* **Challenge**
Count every line of the material that holds the string "MARK". Respond with the total only.

* **Data to process**
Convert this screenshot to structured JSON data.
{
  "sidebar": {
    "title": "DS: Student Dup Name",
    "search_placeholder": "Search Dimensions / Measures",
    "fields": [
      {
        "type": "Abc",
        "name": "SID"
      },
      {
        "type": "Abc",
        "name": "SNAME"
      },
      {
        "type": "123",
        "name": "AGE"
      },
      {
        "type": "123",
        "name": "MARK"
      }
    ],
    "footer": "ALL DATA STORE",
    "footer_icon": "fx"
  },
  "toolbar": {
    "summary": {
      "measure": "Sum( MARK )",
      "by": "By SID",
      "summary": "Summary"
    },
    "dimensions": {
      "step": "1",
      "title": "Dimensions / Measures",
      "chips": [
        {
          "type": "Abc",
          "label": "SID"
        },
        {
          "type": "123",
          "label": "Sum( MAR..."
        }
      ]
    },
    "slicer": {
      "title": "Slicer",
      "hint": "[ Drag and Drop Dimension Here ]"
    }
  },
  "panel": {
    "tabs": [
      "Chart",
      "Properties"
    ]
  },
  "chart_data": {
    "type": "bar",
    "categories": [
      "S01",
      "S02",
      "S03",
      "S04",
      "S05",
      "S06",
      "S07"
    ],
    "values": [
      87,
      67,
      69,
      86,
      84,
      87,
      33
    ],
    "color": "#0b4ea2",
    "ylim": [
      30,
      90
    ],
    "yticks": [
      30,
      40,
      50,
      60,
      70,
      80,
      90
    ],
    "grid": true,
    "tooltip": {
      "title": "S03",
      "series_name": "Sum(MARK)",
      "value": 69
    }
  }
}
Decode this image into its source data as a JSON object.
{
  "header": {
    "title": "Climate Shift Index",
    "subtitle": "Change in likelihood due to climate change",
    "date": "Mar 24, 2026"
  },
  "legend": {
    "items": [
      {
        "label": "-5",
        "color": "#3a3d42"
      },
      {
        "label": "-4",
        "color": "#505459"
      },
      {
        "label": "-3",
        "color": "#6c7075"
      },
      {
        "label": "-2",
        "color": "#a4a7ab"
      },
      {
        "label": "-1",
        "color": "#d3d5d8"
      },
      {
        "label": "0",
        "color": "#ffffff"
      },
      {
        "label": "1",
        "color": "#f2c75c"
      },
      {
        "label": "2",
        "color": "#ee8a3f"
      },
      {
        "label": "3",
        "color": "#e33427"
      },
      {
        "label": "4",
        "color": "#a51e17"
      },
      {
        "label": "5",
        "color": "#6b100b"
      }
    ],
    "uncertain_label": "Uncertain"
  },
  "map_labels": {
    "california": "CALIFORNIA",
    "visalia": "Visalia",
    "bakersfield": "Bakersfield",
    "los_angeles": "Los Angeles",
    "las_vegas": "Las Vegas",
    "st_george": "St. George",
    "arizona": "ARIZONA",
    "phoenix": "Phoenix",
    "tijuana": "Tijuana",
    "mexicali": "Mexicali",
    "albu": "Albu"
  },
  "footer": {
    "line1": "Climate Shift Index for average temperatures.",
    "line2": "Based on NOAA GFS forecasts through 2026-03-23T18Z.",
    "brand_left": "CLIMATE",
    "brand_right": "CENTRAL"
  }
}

* **Final result**
3